> **GOAL OF THE EXERCISE**:
State how many lines in the listing below include the word "ships". Give nothing but the number.
** BEGIN SOURCE RECORDS **
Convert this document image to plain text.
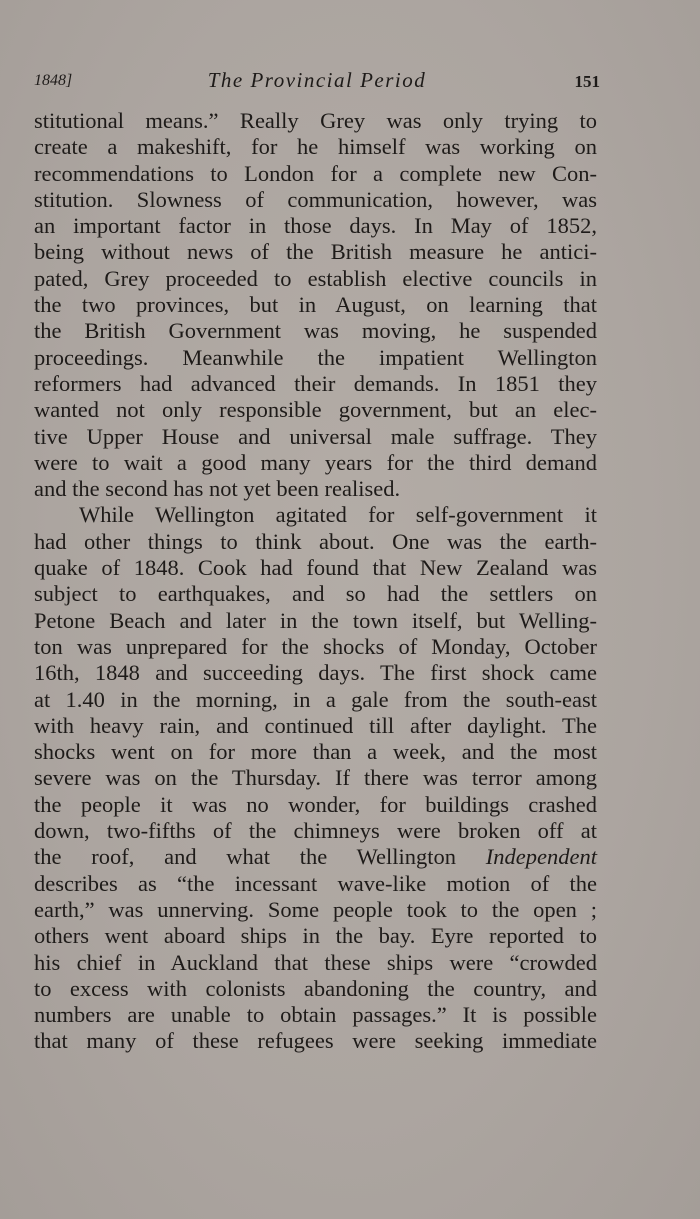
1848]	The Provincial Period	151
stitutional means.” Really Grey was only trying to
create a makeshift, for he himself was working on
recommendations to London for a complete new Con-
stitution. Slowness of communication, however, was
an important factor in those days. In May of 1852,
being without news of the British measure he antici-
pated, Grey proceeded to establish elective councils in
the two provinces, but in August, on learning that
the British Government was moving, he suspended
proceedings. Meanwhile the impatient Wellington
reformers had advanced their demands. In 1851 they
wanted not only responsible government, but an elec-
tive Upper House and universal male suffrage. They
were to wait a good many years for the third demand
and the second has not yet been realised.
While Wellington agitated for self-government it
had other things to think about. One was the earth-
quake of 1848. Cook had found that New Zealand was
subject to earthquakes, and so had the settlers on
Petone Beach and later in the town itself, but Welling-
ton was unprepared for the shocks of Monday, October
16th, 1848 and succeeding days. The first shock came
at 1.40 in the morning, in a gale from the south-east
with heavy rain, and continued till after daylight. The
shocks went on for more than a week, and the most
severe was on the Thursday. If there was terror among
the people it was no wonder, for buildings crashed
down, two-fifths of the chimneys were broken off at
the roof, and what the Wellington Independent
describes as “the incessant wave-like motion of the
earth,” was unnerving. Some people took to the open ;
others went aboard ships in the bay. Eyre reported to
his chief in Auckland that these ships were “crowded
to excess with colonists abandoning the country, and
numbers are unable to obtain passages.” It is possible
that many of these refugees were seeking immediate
** END SOURCE RECORDS **
> **FULL ANSWER**:
2